Written problem. Quote the data below in full, please, without altering anything.

══ Information given ══

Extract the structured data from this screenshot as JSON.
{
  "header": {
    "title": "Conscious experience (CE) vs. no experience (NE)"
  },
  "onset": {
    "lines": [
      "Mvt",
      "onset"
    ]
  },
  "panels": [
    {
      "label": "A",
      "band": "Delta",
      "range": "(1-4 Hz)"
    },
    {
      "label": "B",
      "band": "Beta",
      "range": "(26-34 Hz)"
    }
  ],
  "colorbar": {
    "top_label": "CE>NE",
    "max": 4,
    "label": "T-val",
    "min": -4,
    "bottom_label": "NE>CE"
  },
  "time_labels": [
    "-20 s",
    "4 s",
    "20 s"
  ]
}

═══

Worked solution.
Extract the structured data from this screenshot as JSON.
{
  "header": {
    "title": "Conscious experience (CE) vs. no experience (NE)"
  },
  "onset": {
    "lines": [
      "Mvt",
      "onset"
    ]
  },
  "panels": [
    {
      "label": "A",
      "band": "Delta",
      "range": "(1-4 Hz)"
    },
    {
      "label": "B",
      "band": "Beta",
      "range": "(26-34 Hz)"
    }
  ],
  "colorbar": {
    "top_label": "CE>NE",
    "max": 4,
    "label": "T-val",
    "min": -4,
    "bottom_label": "NE>CE"
  },
  "time_labels": [
    "-20 s",
    "4 s",
    "20 s"
  ]
}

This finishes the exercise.